:: MATERIAL SUPPLIED
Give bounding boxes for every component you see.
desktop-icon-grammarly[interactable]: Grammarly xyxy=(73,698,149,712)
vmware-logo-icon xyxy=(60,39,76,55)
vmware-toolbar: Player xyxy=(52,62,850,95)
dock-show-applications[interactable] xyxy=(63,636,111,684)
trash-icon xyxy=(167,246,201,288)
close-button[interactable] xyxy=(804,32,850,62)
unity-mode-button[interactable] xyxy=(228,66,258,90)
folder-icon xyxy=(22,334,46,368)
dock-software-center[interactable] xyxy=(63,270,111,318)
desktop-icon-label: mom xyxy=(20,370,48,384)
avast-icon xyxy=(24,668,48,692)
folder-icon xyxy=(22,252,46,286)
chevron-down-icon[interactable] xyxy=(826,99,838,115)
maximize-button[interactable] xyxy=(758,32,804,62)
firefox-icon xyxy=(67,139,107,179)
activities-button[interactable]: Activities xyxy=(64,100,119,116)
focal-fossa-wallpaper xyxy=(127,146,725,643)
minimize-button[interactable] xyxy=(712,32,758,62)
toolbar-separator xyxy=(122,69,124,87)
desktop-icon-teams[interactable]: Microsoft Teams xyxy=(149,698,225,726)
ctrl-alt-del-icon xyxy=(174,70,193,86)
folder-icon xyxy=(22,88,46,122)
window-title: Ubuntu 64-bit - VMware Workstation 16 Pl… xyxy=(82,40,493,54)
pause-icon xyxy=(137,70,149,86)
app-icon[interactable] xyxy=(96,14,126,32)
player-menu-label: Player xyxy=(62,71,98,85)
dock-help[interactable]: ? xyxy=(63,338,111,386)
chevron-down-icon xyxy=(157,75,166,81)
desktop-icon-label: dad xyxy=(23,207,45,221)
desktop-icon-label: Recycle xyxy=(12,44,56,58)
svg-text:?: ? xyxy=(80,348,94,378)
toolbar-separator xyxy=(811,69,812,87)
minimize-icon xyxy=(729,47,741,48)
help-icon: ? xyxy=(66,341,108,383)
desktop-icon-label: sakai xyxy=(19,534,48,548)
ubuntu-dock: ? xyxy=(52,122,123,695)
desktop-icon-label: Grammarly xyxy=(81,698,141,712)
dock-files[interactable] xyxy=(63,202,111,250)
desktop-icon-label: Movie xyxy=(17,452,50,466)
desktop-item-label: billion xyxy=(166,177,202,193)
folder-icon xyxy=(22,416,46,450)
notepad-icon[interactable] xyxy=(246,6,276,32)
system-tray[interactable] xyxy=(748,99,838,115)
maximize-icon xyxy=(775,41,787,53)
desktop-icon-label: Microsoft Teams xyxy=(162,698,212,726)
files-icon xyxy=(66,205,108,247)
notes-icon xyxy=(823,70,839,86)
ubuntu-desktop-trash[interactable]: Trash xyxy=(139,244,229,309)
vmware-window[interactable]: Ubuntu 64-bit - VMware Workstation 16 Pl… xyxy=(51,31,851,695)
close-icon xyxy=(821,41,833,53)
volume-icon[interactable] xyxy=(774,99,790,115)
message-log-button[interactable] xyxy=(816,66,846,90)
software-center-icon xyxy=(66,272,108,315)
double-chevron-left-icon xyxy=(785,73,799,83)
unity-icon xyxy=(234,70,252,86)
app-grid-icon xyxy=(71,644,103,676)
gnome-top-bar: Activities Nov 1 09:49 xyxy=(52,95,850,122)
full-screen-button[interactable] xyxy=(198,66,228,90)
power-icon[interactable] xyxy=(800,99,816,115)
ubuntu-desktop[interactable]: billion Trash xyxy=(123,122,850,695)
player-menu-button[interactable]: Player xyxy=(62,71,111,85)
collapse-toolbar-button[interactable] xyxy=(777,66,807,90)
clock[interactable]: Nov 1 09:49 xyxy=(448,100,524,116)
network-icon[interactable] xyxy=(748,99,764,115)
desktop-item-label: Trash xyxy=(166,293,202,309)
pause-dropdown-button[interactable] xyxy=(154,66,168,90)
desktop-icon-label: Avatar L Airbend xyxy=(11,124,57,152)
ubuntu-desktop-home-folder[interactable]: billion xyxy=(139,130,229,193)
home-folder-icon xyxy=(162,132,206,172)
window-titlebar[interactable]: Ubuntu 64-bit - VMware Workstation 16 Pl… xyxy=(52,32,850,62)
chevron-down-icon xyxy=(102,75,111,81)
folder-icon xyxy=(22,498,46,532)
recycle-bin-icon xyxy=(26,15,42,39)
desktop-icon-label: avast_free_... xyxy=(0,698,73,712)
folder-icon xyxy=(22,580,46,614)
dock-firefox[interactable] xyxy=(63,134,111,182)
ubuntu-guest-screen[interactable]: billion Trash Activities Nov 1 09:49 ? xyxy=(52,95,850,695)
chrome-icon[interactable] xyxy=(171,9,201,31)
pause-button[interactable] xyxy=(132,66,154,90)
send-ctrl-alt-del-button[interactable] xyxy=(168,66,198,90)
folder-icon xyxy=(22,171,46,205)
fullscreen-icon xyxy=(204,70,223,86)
::::
TASK OBJECTIVE
Please format all the entries above as a JSON list of strings, with one string per line and blank lines omitted.

SOLVED PROBLEM
[
  "Give bounding boxes for every component you see.",
  "desktop-icon-grammarly[interactable]: Grammarly xyxy=(73,698,149,712)",
  "vmware-logo-icon xyxy=(60,39,76,55)",
  "vmware-toolbar: Player xyxy=(52,62,850,95)",
  "dock-show-applications[interactable] xyxy=(63,636,111,684)",
  "trash-icon xyxy=(167,246,201,288)",
  "close-button[interactable] xyxy=(804,32,850,62)",
  "unity-mode-button[interactable] xyxy=(228,66,258,90)",
  "folder-icon xyxy=(22,334,46,368)",
  "dock-software-center[interactable] xyxy=(63,270,111,318)",
  "desktop-icon-label: mom xyxy=(20,370,48,384)",
  "avast-icon xyxy=(24,668,48,692)",
  "folder-icon xyxy=(22,252,46,286)",
  "chevron-down-icon[interactable] xyxy=(826,99,838,115)",
  "maximize-button[interactable] xyxy=(758,32,804,62)",
  "firefox-icon xyxy=(67,139,107,179)",
  "activities-button[interactable]: Activities xyxy=(64,100,119,116)",
  "focal-fossa-wallpaper xyxy=(127,146,725,643)",
  "minimize-button[interactable] xyxy=(712,32,758,62)",
  "toolbar-separator xyxy=(122,69,124,87)",
  "desktop-icon-teams[interactable]: Microsoft Teams xyxy=(149,698,225,726)",
  "ctrl-alt-del-icon xyxy=(174,70,193,86)",
  "folder-icon xyxy=(22,88,46,122)",
  "window-title: Ubuntu 64-bit - VMware Workstation 16 Pl… xyxy=(82,40,493,54)",
  "pause-icon xyxy=(137,70,149,86)",
  "app-icon[interactable] xyxy=(96,14,126,32)",
  "player-menu-label: Player xyxy=(62,71,98,85)",
  "dock-help[interactable]: ? xyxy=(63,338,111,386)",
  "chevron-down-icon xyxy=(157,75,166,81)",
  "desktop-icon-label: dad xyxy=(23,207,45,221)",
  "desktop-icon-label: Recycle xyxy=(12,44,56,58)",
  "svg-text:?: ? xyxy=(80,348,94,378)",
  "toolbar-separator xyxy=(811,69,812,87)",
  "minimize-icon xyxy=(729,47,741,48)",
  "help-icon: ? xyxy=(66,341,108,383)",
  "desktop-icon-label: sakai xyxy=(19,534,48,548)",
  "ubuntu-dock: ? xyxy=(52,122,123,695)",
  "desktop-icon-label: Grammarly xyxy=(81,698,141,712)",
  "dock-files[interactable] xyxy=(63,202,111,250)",
  "desktop-icon-label: Movie xyxy=(17,452,50,466)",
  "desktop-item-label: billion xyxy=(166,177,202,193)",
  "folder-icon xyxy=(22,416,46,450)",
  "notepad-icon[interactable] xyxy=(246,6,276,32)",
  "system-tray[interactable] xyxy=(748,99,838,115)",
  "maximize-icon xyxy=(775,41,787,53)",
  "desktop-icon-label: Microsoft Teams xyxy=(162,698,212,726)",
  "files-icon xyxy=(66,205,108,247)",
  "notes-icon xyxy=(823,70,839,86)",
  "ubuntu-desktop-trash[interactable]: Trash xyxy=(139,244,229,309)",
  "vmware-window[interactable]: Ubuntu 64-bit - VMware Workstation 16 Pl… xyxy=(51,31,851,695)",
  "close-icon xyxy=(821,41,833,53)",
  "volume-icon[interactable] xyxy=(774,99,790,115)",
  "message-log-button[interactable] xyxy=(816,66,846,90)",
  "software-center-icon xyxy=(66,272,108,315)",
  "double-chevron-left-icon xyxy=(785,73,799,83)",
  "unity-icon xyxy=(234,70,252,86)",
  "app-grid-icon xyxy=(71,644,103,676)",
  "gnome-top-bar: Activities Nov 1 09:49 xyxy=(52,95,850,122)",
  "full-screen-button[interactable] xyxy=(198,66,228,90)",
  "power-icon[interactable] xyxy=(800,99,816,115)",
  "ubuntu-desktop[interactable]: billion Trash xyxy=(123,122,850,695)",
  "player-menu-button[interactable]: Player xyxy=(62,71,111,85)",
  "collapse-toolbar-button[interactable] xyxy=(777,66,807,90)",
  "clock[interactable]: Nov 1 09:49 xyxy=(448,100,524,116)",
  "network-icon[interactable] xyxy=(748,99,764,115)",
  "desktop-item-label: Trash xyxy=(166,293,202,309)",
  "pause-dropdown-button[interactable] xyxy=(154,66,168,90)",
  "desktop-icon-label: Avatar L Airbend xyxy=(11,124,57,152)",
  "ubuntu-desktop-home-folder[interactable]: billion xyxy=(139,130,229,193)",
  "home-folder-icon xyxy=(162,132,206,172)",
  "window-titlebar[interactable]: Ubuntu 64-bit - VMware Workstation 16 Pl… xyxy=(52,32,850,62)",
  "chevron-down-icon xyxy=(102,75,111,81)",
  "folder-icon xyxy=(22,498,46,532)",
  "recycle-bin-icon xyxy=(26,15,42,39)",
  "desktop-icon-label: avast_free_... xyxy=(0,698,73,712)",
  "folder-icon xyxy=(22,580,46,614)",
  "dock-firefox[interactable] xyxy=(63,134,111,182)",
  "ubuntu-guest-screen[interactable]: billion Trash Activities Nov 1 09:49 ? xyxy=(52,95,850,695)",
  "chrome-icon[interactable] xyxy=(171,9,201,31)",
  "pause-button[interactable] xyxy=(132,66,154,90)",
  "send-ctrl-alt-del-button[interactable] xyxy=(168,66,198,90)",
  "folder-icon xyxy=(22,171,46,205)",
  "fullscreen-icon xyxy=(204,70,223,86)"
]